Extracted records

= = =

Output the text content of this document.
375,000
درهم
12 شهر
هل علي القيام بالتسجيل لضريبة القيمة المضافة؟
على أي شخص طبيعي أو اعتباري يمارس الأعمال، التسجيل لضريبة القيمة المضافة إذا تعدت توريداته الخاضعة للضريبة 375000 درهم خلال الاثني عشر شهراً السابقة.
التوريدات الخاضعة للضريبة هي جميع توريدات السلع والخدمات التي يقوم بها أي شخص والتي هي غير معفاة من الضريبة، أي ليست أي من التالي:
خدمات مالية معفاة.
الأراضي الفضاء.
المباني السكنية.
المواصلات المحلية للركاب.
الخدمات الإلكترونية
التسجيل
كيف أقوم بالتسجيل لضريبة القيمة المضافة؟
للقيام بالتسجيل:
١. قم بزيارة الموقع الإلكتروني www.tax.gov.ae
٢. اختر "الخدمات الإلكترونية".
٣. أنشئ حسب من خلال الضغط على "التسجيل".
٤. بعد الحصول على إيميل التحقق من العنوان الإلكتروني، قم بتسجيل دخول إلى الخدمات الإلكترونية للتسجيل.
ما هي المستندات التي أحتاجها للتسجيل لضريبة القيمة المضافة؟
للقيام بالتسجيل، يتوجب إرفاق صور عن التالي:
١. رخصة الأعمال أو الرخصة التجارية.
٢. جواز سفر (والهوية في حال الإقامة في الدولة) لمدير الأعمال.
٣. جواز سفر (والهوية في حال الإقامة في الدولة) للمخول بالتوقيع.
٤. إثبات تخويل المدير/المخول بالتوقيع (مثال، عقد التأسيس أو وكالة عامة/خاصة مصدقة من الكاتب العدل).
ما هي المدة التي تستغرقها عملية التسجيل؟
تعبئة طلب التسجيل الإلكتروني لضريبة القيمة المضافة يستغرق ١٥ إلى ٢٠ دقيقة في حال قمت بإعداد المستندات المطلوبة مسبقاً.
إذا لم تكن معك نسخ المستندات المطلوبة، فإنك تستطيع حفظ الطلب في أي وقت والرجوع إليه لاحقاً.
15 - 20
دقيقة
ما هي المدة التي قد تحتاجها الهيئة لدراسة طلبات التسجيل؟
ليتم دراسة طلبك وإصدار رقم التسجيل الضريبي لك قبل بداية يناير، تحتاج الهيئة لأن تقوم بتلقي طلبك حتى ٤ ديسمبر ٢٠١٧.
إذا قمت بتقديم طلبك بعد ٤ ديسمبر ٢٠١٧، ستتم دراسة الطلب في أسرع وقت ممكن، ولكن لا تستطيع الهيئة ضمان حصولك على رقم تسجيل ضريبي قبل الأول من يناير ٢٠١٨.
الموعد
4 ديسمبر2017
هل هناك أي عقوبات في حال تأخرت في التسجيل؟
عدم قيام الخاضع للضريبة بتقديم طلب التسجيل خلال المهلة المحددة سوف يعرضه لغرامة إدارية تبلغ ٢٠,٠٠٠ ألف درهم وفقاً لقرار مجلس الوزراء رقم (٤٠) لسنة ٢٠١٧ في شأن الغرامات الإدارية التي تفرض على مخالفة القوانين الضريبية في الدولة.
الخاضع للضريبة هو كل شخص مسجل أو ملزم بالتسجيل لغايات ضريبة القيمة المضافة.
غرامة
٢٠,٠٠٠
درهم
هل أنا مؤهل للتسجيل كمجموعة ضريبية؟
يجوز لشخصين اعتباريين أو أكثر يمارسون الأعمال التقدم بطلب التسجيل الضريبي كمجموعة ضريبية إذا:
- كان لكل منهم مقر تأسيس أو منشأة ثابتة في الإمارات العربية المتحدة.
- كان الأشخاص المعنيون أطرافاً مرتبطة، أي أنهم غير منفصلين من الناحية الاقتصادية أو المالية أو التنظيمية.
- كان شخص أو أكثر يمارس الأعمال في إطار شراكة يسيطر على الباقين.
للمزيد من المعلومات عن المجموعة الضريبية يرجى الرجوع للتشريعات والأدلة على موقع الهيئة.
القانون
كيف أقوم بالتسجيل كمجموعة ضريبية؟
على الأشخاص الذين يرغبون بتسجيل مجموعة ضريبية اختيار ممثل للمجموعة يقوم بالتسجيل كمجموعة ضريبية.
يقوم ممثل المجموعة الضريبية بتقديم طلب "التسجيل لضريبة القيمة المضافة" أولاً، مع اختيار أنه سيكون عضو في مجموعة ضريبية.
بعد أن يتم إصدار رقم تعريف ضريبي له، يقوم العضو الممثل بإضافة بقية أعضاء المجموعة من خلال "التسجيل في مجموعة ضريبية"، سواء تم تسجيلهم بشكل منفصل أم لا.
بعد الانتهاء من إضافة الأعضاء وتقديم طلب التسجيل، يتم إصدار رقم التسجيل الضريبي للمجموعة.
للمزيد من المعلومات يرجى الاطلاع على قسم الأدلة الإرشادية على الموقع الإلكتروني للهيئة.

= = =

**Exercise aim**: Write out every line of the listing that holds the word "الدولة".

**Answer to this exercise**:
٢. جواز سفر (والهوية في حال الإقامة في الدولة) لمدير الأعمال.
٣. جواز سفر (والهوية في حال الإقامة في الدولة) للمخول بالتوقيع.
عدم قيام الخاضع للضريبة بتقديم طلب التسجيل خلال المهلة المحددة سوف يعرضه لغرامة إدارية تبلغ ٢٠,٠٠٠ ألف درهم وفقاً لقرار مجلس الوزراء رقم (٤٠) لسنة ٢٠١٧ في شأن الغرامات الإدارية التي تفرض على مخالفة القوانين الضريبية في الدولة.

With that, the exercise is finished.